YOUR GOAL: Pull each line holding "rating" out of the entries below.

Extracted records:
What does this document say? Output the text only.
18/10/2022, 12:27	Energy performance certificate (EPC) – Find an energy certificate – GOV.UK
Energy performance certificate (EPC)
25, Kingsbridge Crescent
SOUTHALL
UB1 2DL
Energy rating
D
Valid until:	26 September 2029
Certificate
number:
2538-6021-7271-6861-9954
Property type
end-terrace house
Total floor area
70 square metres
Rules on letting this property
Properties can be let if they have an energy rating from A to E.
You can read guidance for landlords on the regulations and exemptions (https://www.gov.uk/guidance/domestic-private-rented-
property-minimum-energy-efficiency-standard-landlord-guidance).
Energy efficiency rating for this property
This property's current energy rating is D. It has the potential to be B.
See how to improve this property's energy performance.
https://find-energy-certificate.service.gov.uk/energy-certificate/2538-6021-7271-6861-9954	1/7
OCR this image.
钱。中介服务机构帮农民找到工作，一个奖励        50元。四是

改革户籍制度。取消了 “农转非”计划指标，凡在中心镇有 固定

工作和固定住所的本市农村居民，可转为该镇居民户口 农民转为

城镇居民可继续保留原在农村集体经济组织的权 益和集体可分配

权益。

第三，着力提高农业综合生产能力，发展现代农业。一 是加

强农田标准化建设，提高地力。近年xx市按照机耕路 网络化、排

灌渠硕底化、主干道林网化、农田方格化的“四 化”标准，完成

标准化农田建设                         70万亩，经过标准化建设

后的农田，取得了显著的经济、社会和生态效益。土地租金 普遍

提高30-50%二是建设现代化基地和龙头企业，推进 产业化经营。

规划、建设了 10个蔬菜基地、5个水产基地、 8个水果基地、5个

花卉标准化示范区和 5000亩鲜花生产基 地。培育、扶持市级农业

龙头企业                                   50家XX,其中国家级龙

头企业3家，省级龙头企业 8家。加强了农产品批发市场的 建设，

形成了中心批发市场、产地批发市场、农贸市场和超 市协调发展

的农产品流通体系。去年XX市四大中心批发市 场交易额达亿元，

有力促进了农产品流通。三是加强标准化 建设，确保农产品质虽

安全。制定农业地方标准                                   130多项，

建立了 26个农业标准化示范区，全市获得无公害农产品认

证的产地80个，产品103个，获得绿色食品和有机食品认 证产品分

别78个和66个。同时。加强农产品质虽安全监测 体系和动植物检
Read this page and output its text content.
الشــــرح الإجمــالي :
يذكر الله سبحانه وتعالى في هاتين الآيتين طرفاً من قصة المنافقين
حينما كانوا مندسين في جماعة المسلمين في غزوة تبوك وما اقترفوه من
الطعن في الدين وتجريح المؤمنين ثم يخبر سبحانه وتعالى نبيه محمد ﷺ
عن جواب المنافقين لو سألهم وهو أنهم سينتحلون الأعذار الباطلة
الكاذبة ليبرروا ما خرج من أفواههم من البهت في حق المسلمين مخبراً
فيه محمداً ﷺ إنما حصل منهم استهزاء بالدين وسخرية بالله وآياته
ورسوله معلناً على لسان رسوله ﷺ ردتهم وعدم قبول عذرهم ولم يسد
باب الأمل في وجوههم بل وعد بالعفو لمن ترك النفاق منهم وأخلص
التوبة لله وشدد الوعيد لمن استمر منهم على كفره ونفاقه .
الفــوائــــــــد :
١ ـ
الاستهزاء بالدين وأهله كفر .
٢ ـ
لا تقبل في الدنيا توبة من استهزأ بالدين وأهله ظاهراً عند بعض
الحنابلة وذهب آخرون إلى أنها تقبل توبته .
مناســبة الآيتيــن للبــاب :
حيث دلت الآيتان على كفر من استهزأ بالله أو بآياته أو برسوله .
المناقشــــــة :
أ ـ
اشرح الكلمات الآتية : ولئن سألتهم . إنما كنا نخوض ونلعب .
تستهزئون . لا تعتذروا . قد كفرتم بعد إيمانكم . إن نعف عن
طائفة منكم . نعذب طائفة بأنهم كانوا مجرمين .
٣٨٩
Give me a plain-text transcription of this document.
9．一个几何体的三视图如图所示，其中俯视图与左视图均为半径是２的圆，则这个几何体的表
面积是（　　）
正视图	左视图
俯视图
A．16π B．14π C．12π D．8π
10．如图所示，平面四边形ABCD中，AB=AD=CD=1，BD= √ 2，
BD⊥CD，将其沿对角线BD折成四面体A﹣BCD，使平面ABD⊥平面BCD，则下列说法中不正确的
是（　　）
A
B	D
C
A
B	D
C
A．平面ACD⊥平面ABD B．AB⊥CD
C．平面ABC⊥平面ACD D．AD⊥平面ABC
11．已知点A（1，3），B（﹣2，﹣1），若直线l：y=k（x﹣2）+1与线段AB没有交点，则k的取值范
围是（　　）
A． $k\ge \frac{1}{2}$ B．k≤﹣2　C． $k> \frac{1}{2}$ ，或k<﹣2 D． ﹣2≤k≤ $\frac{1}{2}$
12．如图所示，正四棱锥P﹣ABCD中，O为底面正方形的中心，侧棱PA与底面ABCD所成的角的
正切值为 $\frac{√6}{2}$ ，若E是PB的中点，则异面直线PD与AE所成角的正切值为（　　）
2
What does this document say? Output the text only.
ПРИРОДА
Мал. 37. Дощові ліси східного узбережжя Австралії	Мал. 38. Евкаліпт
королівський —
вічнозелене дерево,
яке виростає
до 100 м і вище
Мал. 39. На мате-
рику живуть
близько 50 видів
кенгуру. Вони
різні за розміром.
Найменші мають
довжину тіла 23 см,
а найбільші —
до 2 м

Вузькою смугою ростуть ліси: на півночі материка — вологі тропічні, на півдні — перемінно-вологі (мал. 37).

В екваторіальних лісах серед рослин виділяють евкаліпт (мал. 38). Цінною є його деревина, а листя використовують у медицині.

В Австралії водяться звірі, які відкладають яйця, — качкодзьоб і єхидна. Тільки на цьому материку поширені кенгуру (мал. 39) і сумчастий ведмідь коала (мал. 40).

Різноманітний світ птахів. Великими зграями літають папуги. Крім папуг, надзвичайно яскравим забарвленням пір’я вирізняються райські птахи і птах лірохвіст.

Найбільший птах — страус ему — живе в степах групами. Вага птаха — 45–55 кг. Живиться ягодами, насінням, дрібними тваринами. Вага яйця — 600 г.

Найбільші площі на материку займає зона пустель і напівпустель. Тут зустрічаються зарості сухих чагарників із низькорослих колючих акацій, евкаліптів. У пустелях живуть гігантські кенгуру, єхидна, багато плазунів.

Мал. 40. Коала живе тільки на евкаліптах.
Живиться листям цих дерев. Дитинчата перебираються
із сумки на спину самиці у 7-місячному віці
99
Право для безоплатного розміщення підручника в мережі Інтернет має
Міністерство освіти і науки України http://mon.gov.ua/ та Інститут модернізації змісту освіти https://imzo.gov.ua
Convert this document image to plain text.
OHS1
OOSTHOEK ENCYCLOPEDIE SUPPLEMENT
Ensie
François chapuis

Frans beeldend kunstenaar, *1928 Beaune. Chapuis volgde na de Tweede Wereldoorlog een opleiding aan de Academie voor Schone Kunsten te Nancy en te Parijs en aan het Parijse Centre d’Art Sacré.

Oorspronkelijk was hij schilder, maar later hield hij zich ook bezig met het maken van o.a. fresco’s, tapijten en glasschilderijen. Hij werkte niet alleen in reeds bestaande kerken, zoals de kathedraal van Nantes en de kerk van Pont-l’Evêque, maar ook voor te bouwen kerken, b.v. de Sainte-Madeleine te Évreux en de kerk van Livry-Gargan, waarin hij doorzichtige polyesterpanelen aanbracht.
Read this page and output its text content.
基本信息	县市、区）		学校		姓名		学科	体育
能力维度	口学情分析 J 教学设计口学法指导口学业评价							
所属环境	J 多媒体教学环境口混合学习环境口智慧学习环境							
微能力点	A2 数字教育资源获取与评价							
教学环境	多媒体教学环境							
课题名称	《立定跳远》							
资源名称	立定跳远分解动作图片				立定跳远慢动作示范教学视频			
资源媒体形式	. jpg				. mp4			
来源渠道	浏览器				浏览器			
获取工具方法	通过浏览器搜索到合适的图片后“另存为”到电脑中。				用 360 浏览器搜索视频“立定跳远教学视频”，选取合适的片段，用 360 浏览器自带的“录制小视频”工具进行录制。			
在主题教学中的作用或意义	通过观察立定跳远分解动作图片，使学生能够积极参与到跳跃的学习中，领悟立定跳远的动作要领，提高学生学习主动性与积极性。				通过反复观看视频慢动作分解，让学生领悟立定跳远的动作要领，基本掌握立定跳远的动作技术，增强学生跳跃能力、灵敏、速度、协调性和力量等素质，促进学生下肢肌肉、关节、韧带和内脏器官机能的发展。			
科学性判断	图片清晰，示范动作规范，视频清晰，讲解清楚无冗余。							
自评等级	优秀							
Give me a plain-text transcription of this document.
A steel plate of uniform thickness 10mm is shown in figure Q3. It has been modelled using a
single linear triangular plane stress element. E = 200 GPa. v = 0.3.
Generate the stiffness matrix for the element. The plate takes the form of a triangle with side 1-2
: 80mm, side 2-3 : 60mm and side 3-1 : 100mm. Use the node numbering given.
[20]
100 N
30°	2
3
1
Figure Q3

EXERCISE RESPONSE:
Energy rating
Properties can be let if they have an energy rating from A to E.
Energy efficiency rating for this property
This property's current energy rating is D. It has the potential to be B.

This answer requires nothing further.